Task
Restate the following data in its entirety, word for word and without images.
══════════
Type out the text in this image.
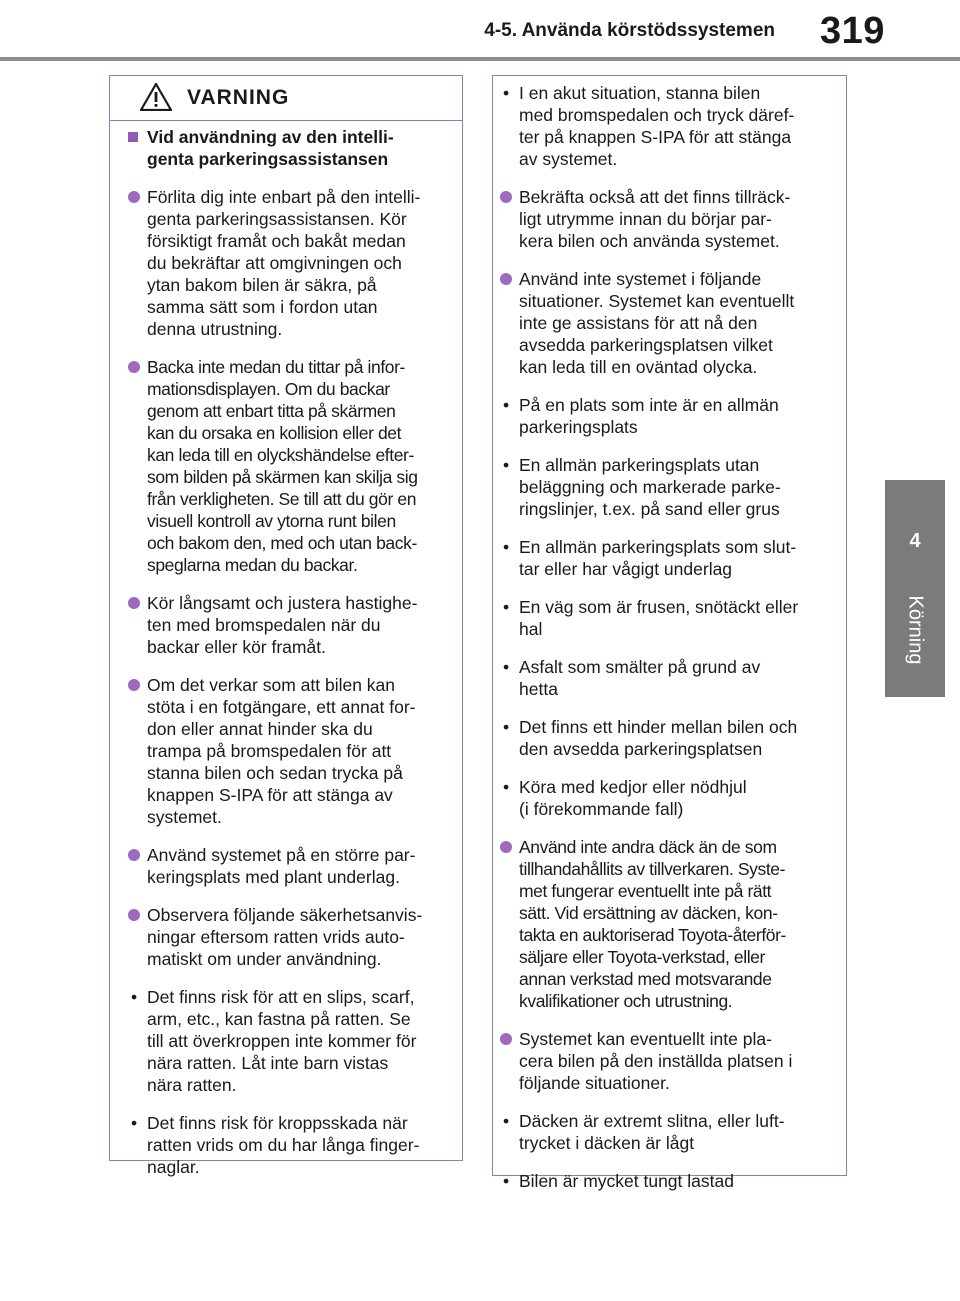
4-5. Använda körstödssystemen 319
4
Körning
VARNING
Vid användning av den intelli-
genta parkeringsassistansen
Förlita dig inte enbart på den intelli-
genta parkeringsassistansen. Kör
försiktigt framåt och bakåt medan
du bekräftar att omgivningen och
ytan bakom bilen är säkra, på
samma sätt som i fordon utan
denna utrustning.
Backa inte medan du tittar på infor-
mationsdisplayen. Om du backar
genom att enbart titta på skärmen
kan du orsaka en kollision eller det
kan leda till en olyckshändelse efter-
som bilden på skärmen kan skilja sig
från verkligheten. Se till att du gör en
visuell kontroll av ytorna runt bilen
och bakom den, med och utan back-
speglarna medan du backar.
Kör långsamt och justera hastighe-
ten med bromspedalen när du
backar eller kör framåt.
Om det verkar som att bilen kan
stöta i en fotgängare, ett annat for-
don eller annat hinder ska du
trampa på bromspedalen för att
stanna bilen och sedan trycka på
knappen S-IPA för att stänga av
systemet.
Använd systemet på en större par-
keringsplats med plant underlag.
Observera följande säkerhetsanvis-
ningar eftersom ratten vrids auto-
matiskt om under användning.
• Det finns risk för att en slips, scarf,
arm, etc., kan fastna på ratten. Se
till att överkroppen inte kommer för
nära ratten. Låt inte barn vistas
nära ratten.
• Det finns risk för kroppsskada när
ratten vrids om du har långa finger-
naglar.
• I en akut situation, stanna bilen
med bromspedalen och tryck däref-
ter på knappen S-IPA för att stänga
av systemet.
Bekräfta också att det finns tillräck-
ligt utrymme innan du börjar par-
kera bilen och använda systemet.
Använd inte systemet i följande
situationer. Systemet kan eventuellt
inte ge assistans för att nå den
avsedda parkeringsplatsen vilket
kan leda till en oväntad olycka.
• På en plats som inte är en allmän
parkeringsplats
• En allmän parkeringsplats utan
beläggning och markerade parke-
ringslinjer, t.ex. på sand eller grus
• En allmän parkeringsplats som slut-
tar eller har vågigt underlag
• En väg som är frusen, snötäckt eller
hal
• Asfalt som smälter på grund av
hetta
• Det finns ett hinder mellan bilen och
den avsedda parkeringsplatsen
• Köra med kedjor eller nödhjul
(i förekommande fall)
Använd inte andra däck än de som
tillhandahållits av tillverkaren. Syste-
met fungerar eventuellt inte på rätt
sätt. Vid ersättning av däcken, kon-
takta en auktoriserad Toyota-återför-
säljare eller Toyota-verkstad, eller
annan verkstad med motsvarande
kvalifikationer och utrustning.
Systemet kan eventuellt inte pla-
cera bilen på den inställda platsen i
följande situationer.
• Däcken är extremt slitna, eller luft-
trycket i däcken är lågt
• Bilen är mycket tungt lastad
══════════
Solution below
Type out the text in this image.
4-5. Använda körstödssystemen 319
4
Körning
VARNING
Vid användning av den intelli-
genta parkeringsassistansen
Förlita dig inte enbart på den intelli-
genta parkeringsassistansen. Kör
försiktigt framåt och bakåt medan
du bekräftar att omgivningen och
ytan bakom bilen är säkra, på
samma sätt som i fordon utan
denna utrustning.
Backa inte medan du tittar på infor-
mationsdisplayen. Om du backar
genom att enbart titta på skärmen
kan du orsaka en kollision eller det
kan leda till en olyckshändelse efter-
som bilden på skärmen kan skilja sig
från verkligheten. Se till att du gör en
visuell kontroll av ytorna runt bilen
och bakom den, med och utan back-
speglarna medan du backar.
Kör långsamt och justera hastighe-
ten med bromspedalen när du
backar eller kör framåt.
Om det verkar som att bilen kan
stöta i en fotgängare, ett annat for-
don eller annat hinder ska du
trampa på bromspedalen för att
stanna bilen och sedan trycka på
knappen S-IPA för att stänga av
systemet.
Använd systemet på en större par-
keringsplats med plant underlag.
Observera följande säkerhetsanvis-
ningar eftersom ratten vrids auto-
matiskt om under användning.
• Det finns risk för att en slips, scarf,
arm, etc., kan fastna på ratten. Se
till att överkroppen inte kommer för
nära ratten. Låt inte barn vistas
nära ratten.
• Det finns risk för kroppsskada när
ratten vrids om du har långa finger-
naglar.
• I en akut situation, stanna bilen
med bromspedalen och tryck däref-
ter på knappen S-IPA för att stänga
av systemet.
Bekräfta också att det finns tillräck-
ligt utrymme innan du börjar par-
kera bilen och använda systemet.
Använd inte systemet i följande
situationer. Systemet kan eventuellt
inte ge assistans för att nå den
avsedda parkeringsplatsen vilket
kan leda till en oväntad olycka.
• På en plats som inte är en allmän
parkeringsplats
• En allmän parkeringsplats utan
beläggning och markerade parke-
ringslinjer, t.ex. på sand eller grus
• En allmän parkeringsplats som slut-
tar eller har vågigt underlag
• En väg som är frusen, snötäckt eller
hal
• Asfalt som smälter på grund av
hetta
• Det finns ett hinder mellan bilen och
den avsedda parkeringsplatsen
• Köra med kedjor eller nödhjul
(i förekommande fall)
Använd inte andra däck än de som
tillhandahållits av tillverkaren. Syste-
met fungerar eventuellt inte på rätt
sätt. Vid ersättning av däcken, kon-
takta en auktoriserad Toyota-återför-
säljare eller Toyota-verkstad, eller
annan verkstad med motsvarande
kvalifikationer och utrustning.
Systemet kan eventuellt inte pla-
cera bilen på den inställda platsen i
följande situationer.
• Däcken är extremt slitna, eller luft-
trycket i däcken är lågt
• Bilen är mycket tungt lastad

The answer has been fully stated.